Task to complete
Extract all lines that hold the string "JSON".
[Start of Supplied data]
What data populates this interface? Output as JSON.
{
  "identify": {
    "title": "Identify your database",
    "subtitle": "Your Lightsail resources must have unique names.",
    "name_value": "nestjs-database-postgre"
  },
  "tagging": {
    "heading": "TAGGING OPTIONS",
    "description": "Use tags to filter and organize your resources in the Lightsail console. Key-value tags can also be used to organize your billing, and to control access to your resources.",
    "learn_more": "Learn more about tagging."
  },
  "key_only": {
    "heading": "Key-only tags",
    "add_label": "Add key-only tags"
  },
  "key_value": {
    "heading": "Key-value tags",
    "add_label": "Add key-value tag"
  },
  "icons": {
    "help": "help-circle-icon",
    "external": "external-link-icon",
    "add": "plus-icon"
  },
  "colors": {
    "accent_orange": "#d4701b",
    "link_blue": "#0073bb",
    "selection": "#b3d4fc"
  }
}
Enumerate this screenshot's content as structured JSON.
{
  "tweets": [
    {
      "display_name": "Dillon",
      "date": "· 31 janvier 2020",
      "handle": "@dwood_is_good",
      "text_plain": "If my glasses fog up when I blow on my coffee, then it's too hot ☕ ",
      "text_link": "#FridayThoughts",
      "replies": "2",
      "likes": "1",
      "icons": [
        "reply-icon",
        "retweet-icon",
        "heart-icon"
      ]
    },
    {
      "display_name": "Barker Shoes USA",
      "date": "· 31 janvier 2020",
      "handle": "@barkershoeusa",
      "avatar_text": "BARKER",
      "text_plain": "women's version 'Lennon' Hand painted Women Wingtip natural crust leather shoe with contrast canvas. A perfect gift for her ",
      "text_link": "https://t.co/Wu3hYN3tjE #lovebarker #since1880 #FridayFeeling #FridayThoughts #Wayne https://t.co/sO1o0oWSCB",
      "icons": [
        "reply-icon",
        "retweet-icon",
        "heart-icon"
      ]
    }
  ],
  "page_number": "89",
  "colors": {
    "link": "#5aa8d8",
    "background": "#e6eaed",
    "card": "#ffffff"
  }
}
[End of Supplied data]
Exercise output
What data populates this interface? Output as JSON.
Enumerate this screenshot's content as structured JSON.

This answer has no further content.